Parts of the exercise
(1) Summarize the Tornador forum thread below in two sentences.
(2) In the Tornador forum thread below, what does the tool's hose attach to?
(3) Translate this sentence from the Tornador forum thread below into Spanish: "the nozzle of the tornador sucks the dirt up."

==== Text extract ====

# results from tornador....



## ianFRST (Sep 19, 2006)

this offcut of carpet is what i use to neal on when doing things in the garage / outside working on the car.

ive had it for a good 3 - 4 years, and its never been cleaned. after a few passes with the tornador, this is what is achieved










the thing you cant see too well, is the pile of the carpet. it has brought that back to how it use to be










this is what the nozzle looks like after. all you do after is just dunk the end in a bucket of water, and its nice and clean again










and a 50:50 of another matt i keep in the garage










and a 50:50 of the drivers seat of my van










im HUGELY impressed with it. i also did the engine bay of the ST, and i must say, i think it is going to make cleaning them far far easier :thumb:


----------



## paddy328 (Mar 4, 2007)

how does it work and do you have to vac the area that you have used it on afterwards?


----------



## beardboy (Feb 12, 2006)

Was about to post the same as above. :thumb:

I see it's got a hose attached...what does this attach to and how does it all work.

What did you pay for it?


----------



## Maxtor (Feb 23, 2007)

Nice!, but where has the dirt gone?

I thought the tornado was for plastics, dash etc...Or am I missing something?

Regards

Maxtor


----------



## jimmany cricket (Apr 22, 2008)

the hose attaches to a compressor and works by blowing air and or chemical thru the nozzel whilst spinning it with the little tube inside the nozzel therfore lifting the dirt of the surface and blowing it away a bit like a turbo nozzel on a pressure washer if u have ever seen one. my opionion is that its easier to wet vac seats carpets etc unless there quite clean and just need a freshen but its great on hard surfaces ill post some pics tommorrow if i have time ive got grubby starlet to clean


----------



## ianFRST (Sep 19, 2006)

Maxtor said:


> Nice!, but where has the dirt gone?
> 
> I thought the tornado was for plastics, dash etc...Or am I missing something?
> 
> ...


can you not see the pics? :lol:

the nozzle of the tornador sucks the dirt up.

it can be used on anything really. as said, i used it on the engine bay and i was HUGELY impressed with it there, lots of small fiddly places the air can get in and clean


----------



## paddy328 (Mar 4, 2007)

I remember seeing a vid of it in action, but your not actually removing the dirt, rather its pushing it out of sight. Plastic surfaces are different i guess.


----------



## ianFRST (Sep 19, 2006)

hows it pushing it out of sight? see 2nd picture. thats after doing the green carpet


----------



## Detail My Ride (Apr 19, 2006)

==== Data section ====

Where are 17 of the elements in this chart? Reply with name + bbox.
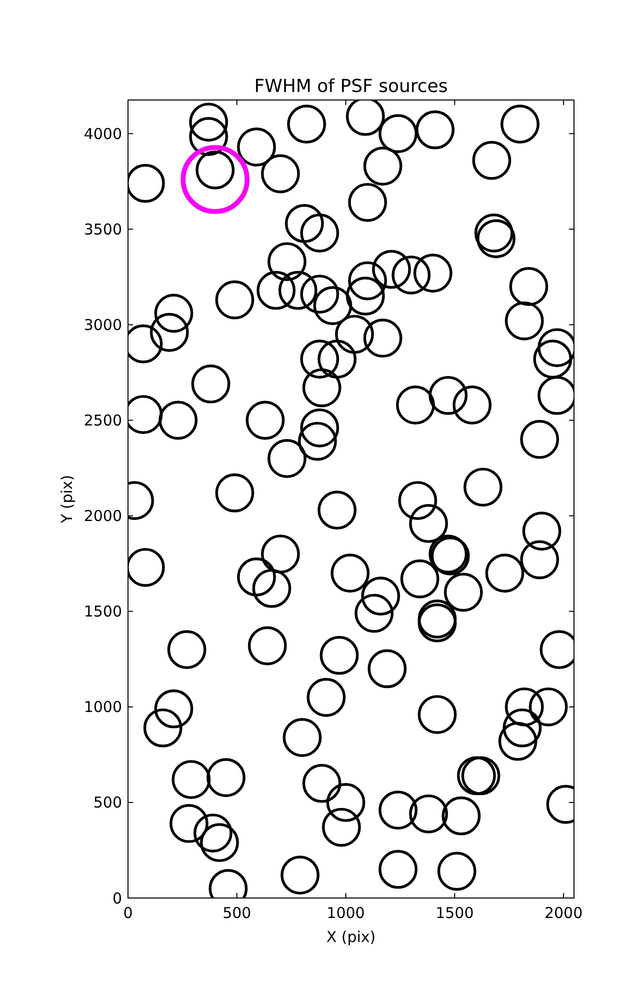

====

Answers to the tasks
(1) The original poster reports using the Tornador on a carpet offcut that had gone uncleaned for 3 to 4 years, on a garage mat, on a van's driver's seat and in an engine bay, and says they are hugely impressed with it. Other posters ask how it works and where the dirt goes; one explains that it attaches to a compressor and blows air or chemical through a spinning nozzle, and the original poster replies that the nozzle sucks the dirt up.

(2) A compressor.

(3) La boquilla del Tornador aspira la suciedad.